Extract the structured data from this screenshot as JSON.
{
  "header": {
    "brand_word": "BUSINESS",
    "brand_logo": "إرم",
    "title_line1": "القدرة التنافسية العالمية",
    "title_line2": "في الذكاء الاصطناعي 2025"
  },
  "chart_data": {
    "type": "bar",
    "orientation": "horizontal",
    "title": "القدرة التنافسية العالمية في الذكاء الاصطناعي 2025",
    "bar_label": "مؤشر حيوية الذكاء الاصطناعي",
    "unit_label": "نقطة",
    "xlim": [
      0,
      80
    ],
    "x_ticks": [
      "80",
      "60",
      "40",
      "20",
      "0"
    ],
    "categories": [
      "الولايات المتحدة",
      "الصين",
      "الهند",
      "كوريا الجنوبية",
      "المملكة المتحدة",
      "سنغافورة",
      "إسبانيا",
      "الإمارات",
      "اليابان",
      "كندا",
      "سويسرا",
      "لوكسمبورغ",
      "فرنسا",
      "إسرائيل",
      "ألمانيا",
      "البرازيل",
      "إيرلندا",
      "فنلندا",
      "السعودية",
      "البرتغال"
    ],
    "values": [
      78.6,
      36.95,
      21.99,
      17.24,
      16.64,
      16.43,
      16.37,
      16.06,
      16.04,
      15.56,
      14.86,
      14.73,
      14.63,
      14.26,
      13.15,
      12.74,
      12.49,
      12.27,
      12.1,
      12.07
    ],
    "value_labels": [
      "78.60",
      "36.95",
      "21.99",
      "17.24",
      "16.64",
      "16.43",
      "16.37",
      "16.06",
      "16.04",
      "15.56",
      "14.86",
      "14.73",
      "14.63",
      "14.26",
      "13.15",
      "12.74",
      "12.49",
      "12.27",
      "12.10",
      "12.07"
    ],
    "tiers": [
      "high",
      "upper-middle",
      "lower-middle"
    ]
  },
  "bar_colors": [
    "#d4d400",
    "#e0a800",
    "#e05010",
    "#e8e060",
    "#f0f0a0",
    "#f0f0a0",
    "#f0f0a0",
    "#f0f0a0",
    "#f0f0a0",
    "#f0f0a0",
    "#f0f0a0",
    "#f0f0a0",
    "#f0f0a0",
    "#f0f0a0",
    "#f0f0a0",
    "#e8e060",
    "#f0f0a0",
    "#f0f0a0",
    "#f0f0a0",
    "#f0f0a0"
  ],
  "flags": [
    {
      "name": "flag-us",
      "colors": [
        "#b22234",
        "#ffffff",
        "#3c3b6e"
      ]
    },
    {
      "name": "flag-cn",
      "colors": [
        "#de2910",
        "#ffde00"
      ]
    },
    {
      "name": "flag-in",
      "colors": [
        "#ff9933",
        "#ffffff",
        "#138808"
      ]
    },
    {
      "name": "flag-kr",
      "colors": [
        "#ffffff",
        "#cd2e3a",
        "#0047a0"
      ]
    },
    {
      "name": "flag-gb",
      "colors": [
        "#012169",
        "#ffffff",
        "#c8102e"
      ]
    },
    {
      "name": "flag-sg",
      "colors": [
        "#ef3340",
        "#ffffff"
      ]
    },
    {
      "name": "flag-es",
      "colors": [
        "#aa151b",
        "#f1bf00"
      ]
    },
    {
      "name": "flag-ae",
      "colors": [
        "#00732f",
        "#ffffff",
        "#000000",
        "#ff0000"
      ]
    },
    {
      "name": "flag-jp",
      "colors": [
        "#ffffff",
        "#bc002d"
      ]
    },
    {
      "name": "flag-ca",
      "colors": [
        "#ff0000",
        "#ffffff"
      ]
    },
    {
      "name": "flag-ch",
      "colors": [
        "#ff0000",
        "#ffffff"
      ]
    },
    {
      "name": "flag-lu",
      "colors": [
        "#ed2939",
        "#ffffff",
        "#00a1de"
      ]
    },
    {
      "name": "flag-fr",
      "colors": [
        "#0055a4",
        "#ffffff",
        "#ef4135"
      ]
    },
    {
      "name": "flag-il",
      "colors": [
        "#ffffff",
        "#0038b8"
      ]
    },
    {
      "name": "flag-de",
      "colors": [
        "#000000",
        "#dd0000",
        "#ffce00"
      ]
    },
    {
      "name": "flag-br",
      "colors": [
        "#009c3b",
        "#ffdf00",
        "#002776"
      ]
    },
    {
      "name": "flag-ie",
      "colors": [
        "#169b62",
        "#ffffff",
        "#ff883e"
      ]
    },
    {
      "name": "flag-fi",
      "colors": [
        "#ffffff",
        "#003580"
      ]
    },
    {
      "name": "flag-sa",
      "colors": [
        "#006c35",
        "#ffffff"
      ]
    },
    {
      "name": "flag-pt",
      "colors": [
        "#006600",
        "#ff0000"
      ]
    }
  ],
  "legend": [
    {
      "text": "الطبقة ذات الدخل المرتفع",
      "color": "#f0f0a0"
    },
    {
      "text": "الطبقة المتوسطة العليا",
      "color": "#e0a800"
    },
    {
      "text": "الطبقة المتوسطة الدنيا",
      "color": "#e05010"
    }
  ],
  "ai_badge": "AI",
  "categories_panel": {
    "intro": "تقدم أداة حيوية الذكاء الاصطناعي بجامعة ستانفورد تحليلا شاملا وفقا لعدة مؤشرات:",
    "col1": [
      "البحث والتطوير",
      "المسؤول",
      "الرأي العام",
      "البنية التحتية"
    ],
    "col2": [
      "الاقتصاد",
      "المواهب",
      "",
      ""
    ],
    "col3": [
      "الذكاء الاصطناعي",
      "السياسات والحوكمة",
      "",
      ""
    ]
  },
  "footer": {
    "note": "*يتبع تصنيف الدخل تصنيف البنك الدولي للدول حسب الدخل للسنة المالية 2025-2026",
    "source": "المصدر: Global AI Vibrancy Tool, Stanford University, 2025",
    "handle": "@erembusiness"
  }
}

Task instructions → Give the entries again in full, exactly as they are written.

Task response →
Extract the structured data from this screenshot as JSON.
{
  "header": {
    "brand_word": "BUSINESS",
    "brand_logo": "إرم",
    "title_line1": "القدرة التنافسية العالمية",
    "title_line2": "في الذكاء الاصطناعي 2025"
  },
  "chart_data": {
    "type": "bar",
    "orientation": "horizontal",
    "title": "القدرة التنافسية العالمية في الذكاء الاصطناعي 2025",
    "bar_label": "مؤشر حيوية الذكاء الاصطناعي",
    "unit_label": "نقطة",
    "xlim": [
      0,
      80
    ],
    "x_ticks": [
      "80",
      "60",
      "40",
      "20",
      "0"
    ],
    "categories": [
      "الولايات المتحدة",
      "الصين",
      "الهند",
      "كوريا الجنوبية",
      "المملكة المتحدة",
      "سنغافورة",
      "إسبانيا",
      "الإمارات",
      "اليابان",
      "كندا",
      "سويسرا",
      "لوكسمبورغ",
      "فرنسا",
      "إسرائيل",
      "ألمانيا",
      "البرازيل",
      "إيرلندا",
      "فنلندا",
      "السعودية",
      "البرتغال"
    ],
    "values": [
      78.6,
      36.95,
      21.99,
      17.24,
      16.64,
      16.43,
      16.37,
      16.06,
      16.04,
      15.56,
      14.86,
      14.73,
      14.63,
      14.26,
      13.15,
      12.74,
      12.49,
      12.27,
      12.1,
      12.07
    ],
    "value_labels": [
      "78.60",
      "36.95",
      "21.99",
      "17.24",
      "16.64",
      "16.43",
      "16.37",
      "16.06",
      "16.04",
      "15.56",
      "14.86",
      "14.73",
      "14.63",
      "14.26",
      "13.15",
      "12.74",
      "12.49",
      "12.27",
      "12.10",
      "12.07"
    ],
    "tiers": [
      "high",
      "upper-middle",
      "lower-middle"
    ]
  },
  "bar_colors": [
    "#d4d400",
    "#e0a800",
    "#e05010",
    "#e8e060",
    "#f0f0a0",
    "#f0f0a0",
    "#f0f0a0",
    "#f0f0a0",
    "#f0f0a0",
    "#f0f0a0",
    "#f0f0a0",
    "#f0f0a0",
    "#f0f0a0",
    "#f0f0a0",
    "#f0f0a0",
    "#e8e060",
    "#f0f0a0",
    "#f0f0a0",
    "#f0f0a0",
    "#f0f0a0"
  ],
  "flags": [
    {
      "name": "flag-us",
      "colors": [
        "#b22234",
        "#ffffff",
        "#3c3b6e"
      ]
    },
    {
      "name": "flag-cn",
      "colors": [
        "#de2910",
        "#ffde00"
      ]
    },
    {
      "name": "flag-in",
      "colors": [
        "#ff9933",
        "#ffffff",
        "#138808"
      ]
    },
    {
      "name": "flag-kr",
      "colors": [
        "#ffffff",
        "#cd2e3a",
        "#0047a0"
      ]
    },
    {
      "name": "flag-gb",
      "colors": [
        "#012169",
        "#ffffff",
        "#c8102e"
      ]
    },
    {
      "name": "flag-sg",
      "colors": [
        "#ef3340",
        "#ffffff"
      ]
    },
    {
      "name": "flag-es",
      "colors": [
        "#aa151b",
        "#f1bf00"
      ]
    },
    {
      "name": "flag-ae",
      "colors": [
        "#00732f",
        "#ffffff",
        "#000000",
        "#ff0000"
      ]
    },
    {
      "name": "flag-jp",
      "colors": [
        "#ffffff",
        "#bc002d"
      ]
    },
    {
      "name": "flag-ca",
      "colors": [
        "#ff0000",
        "#ffffff"
      ]
    },
    {
      "name": "flag-ch",
      "colors": [
        "#ff0000",
        "#ffffff"
      ]
    },
    {
      "name": "flag-lu",
      "colors": [
        "#ed2939",
        "#ffffff",
        "#00a1de"
      ]
    },
    {
      "name": "flag-fr",
      "colors": [
        "#0055a4",
        "#ffffff",
        "#ef4135"
      ]
    },
    {
      "name": "flag-il",
      "colors": [
        "#ffffff",
        "#0038b8"
      ]
    },
    {
      "name": "flag-de",
      "colors": [
        "#000000",
        "#dd0000",
        "#ffce00"
      ]
    },
    {
      "name": "flag-br",
      "colors": [
        "#009c3b",
        "#ffdf00",
        "#002776"
      ]
    },
    {
      "name": "flag-ie",
      "colors": [
        "#169b62",
        "#ffffff",
        "#ff883e"
      ]
    },
    {
      "name": "flag-fi",
      "colors": [
        "#ffffff",
        "#003580"
      ]
    },
    {
      "name": "flag-sa",
      "colors": [
        "#006c35",
        "#ffffff"
      ]
    },
    {
      "name": "flag-pt",
      "colors": [
        "#006600",
        "#ff0000"
      ]
    }
  ],
  "legend": [
    {
      "text": "الطبقة ذات الدخل المرتفع",
      "color": "#f0f0a0"
    },
    {
      "text": "الطبقة المتوسطة العليا",
      "color": "#e0a800"
    },
    {
      "text": "الطبقة المتوسطة الدنيا",
      "color": "#e05010"
    }
  ],
  "ai_badge": "AI",
  "categories_panel": {
    "intro": "تقدم أداة حيوية الذكاء الاصطناعي بجامعة ستانفورد تحليلا شاملا وفقا لعدة مؤشرات:",
    "col1": [
      "البحث والتطوير",
      "المسؤول",
      "الرأي العام",
      "البنية التحتية"
    ],
    "col2": [
      "الاقتصاد",
      "المواهب",
      "",
      ""
    ],
    "col3": [
      "الذكاء الاصطناعي",
      "السياسات والحوكمة",
      "",
      ""
    ]
  },
  "footer": {
    "note": "*يتبع تصنيف الدخل تصنيف البنك الدولي للدول حسب الدخل للسنة المالية 2025-2026",
    "source": "المصدر: Global AI Vibrancy Tool, Stanford University, 2025",
    "handle": "@erembusiness"
  }
}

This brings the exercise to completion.